Layout region records:

################

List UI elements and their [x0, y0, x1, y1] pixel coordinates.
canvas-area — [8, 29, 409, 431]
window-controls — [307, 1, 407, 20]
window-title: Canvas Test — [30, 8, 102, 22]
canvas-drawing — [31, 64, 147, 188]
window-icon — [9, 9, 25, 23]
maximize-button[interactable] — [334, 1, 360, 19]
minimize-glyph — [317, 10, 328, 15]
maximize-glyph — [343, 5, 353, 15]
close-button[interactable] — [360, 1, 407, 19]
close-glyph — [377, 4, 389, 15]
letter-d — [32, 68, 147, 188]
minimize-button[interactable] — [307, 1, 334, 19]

################

[Aim of the exercise]: Copy out every line of these records word for word.

[Response to the exercise]:
List UI elements and their [x0, y0, x1, y1] pixel coordinates.
canvas-area — [8, 29, 409, 431]
window-controls — [307, 1, 407, 20]
window-title: Canvas Test — [30, 8, 102, 22]
canvas-drawing — [31, 64, 147, 188]
window-icon — [9, 9, 25, 23]
maximize-button[interactable] — [334, 1, 360, 19]
minimize-glyph — [317, 10, 328, 15]
maximize-glyph — [343, 5, 353, 15]
close-button[interactable] — [360, 1, 407, 19]
close-glyph — [377, 4, 389, 15]
letter-d — [32, 68, 147, 188]
minimize-button[interactable] — [307, 1, 334, 19]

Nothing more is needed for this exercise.